### Instruction
Check each line of the listing below for the string "text", and copy the ones that have it.

______________________________

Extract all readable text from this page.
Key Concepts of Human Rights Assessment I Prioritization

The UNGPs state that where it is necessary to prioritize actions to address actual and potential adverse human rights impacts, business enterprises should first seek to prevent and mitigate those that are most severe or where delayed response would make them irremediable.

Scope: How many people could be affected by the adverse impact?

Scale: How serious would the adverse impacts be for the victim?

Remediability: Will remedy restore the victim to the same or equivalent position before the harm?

______________________________

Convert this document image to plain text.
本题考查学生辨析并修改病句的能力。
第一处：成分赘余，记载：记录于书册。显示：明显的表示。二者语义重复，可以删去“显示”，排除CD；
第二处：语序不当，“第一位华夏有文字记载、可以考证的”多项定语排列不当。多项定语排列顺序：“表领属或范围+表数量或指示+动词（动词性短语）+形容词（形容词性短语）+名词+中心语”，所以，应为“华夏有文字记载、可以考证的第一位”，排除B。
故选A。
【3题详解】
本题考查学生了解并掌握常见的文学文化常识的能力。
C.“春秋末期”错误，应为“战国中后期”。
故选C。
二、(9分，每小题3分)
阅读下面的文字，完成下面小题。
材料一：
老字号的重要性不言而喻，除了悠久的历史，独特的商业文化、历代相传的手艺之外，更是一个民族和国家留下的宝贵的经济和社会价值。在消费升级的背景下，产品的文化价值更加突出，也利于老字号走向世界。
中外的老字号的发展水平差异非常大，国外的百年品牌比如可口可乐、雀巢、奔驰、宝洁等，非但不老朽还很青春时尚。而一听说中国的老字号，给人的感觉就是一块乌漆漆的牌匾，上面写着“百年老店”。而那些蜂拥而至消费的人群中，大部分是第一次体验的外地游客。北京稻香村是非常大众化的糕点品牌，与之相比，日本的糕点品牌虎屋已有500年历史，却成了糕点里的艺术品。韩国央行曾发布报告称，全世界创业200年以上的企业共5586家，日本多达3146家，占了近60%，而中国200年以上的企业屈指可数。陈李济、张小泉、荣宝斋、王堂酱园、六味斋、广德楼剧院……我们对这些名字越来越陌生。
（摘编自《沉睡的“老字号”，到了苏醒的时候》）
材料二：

______________________________

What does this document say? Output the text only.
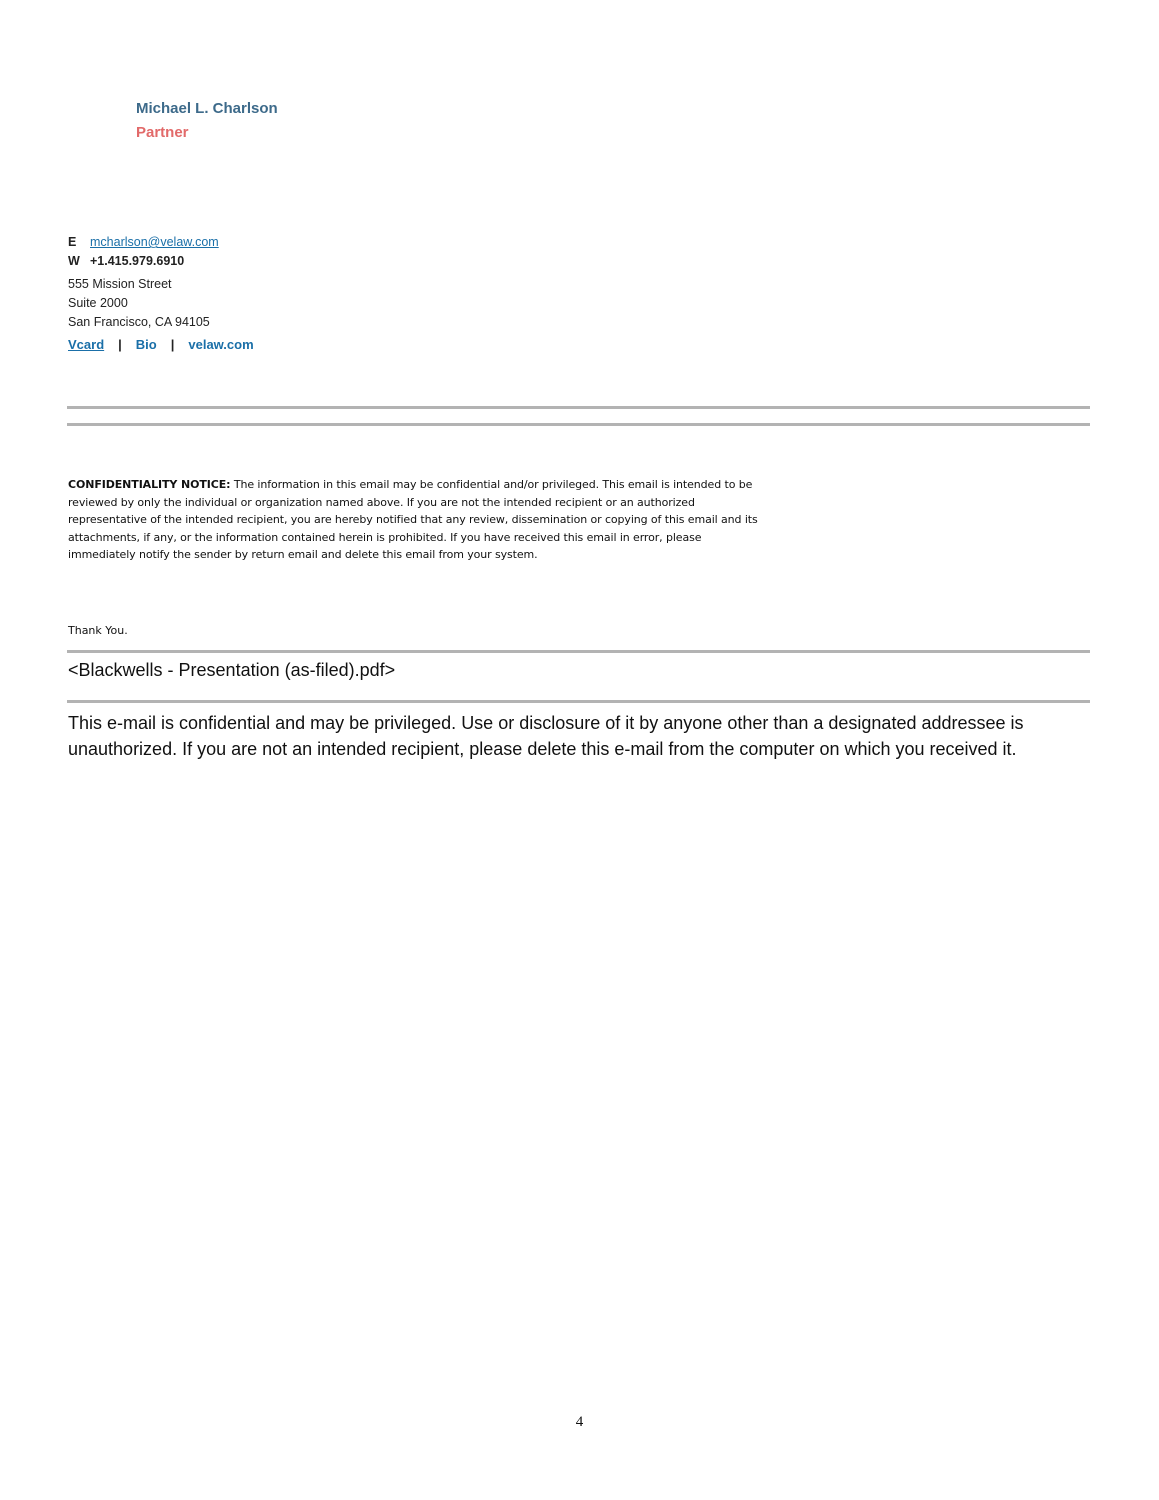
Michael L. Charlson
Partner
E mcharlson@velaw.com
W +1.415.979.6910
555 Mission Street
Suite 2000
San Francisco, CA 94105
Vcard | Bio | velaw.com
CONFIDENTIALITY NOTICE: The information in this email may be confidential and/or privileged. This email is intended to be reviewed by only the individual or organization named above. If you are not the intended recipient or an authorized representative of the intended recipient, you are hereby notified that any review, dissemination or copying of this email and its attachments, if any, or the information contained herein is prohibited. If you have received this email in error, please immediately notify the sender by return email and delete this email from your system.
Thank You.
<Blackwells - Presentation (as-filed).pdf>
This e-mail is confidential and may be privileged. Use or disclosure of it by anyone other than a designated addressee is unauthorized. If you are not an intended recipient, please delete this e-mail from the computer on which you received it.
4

______________________________

### Expected answer
Extract all readable text from this page.
Convert this document image to plain text.
What does this document say? Output the text only.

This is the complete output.